Task description. Go through the material and pull out every line with the string "source" in it.

──────

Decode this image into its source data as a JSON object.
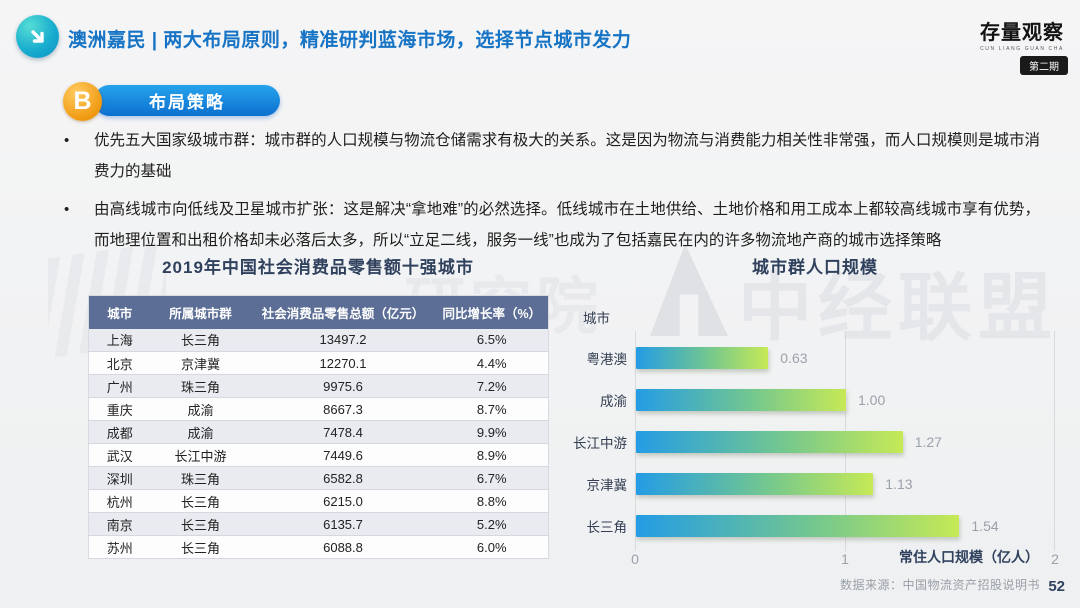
{
  "header": {
    "title": "澳洲嘉民 | 两大布局原则，精准研判蓝海市场，选择节点城市发力",
    "brand_name": "存量观察",
    "brand_sub": "CUN LIANG GUAN CHA",
    "brand_issue": "第二期"
  },
  "section": {
    "badge": "B",
    "label": "布局策略"
  },
  "bullets": [
    "优先五大国家级城市群：城市群的人口规模与物流仓储需求有极大的关系。这是因为物流与消费能力相关性非常强，而人口规模则是城市消费力的基础",
    "由高线城市向低线及卫星城市扩张：这是解决“拿地难”的必然选择。低线城市在土地供给、土地价格和用工成本上都较高线城市享有优势，而地理位置和出租价格却未必落后太多，所以“立足二线，服务一线”也成为了包括嘉民在内的许多物流地产商的城市选择策略"
  ],
  "table": {
    "title": "2019年中国社会消费品零售额十强城市",
    "headers": [
      "城市",
      "所属城市群",
      "社会消费品零售总额（亿元）",
      "同比增长率（%）"
    ],
    "rows": [
      [
        "上海",
        "长三角",
        "13497.2",
        "6.5%"
      ],
      [
        "北京",
        "京津冀",
        "12270.1",
        "4.4%"
      ],
      [
        "广州",
        "珠三角",
        "9975.6",
        "7.2%"
      ],
      [
        "重庆",
        "成渝",
        "8667.3",
        "8.7%"
      ],
      [
        "成都",
        "成渝",
        "7478.4",
        "9.9%"
      ],
      [
        "武汉",
        "长江中游",
        "7449.6",
        "8.9%"
      ],
      [
        "深圳",
        "珠三角",
        "6582.8",
        "6.7%"
      ],
      [
        "杭州",
        "长三角",
        "6215.0",
        "8.8%"
      ],
      [
        "南京",
        "长三角",
        "6135.7",
        "5.2%"
      ],
      [
        "苏州",
        "长三角",
        "6088.8",
        "6.0%"
      ]
    ]
  },
  "chart_data": {
    "type": "bar",
    "orientation": "horizontal",
    "title": "城市群人口规模",
    "ylabel": "城市",
    "xlabel": "常住人口规模（亿人）",
    "categories": [
      "粤港澳",
      "成渝",
      "长江中游",
      "京津冀",
      "长三角"
    ],
    "values": [
      0.63,
      1.0,
      1.27,
      1.13,
      1.54
    ],
    "value_labels": [
      "0.63",
      "1.00",
      "1.27",
      "1.13",
      "1.54"
    ],
    "xlim": [
      0,
      2
    ],
    "xticks": [
      "0",
      "1",
      "2"
    ],
    "grid": true,
    "legend": false,
    "bar_gradient": [
      "#249ce5",
      "#c6e956"
    ]
  },
  "footer": {
    "source": "数据来源：中国物流资产招股说明书",
    "page": "52"
  },
  "watermarks": {
    "left_text": "研究院",
    "right_text": "中经联盟"
  },
  "colors": {
    "title_blue": "#1774c5",
    "pill_blue": "#1386e0",
    "badge_orange": "#f09a12",
    "table_header_bg": "#5c6e95",
    "heading_navy": "#30415e",
    "icon_teal": "#14aacd"
  }
}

──────

Response for this exercise.
Decode this image into its source data as a JSON object.
    "source": "数据来源：中国物流资产招股说明书",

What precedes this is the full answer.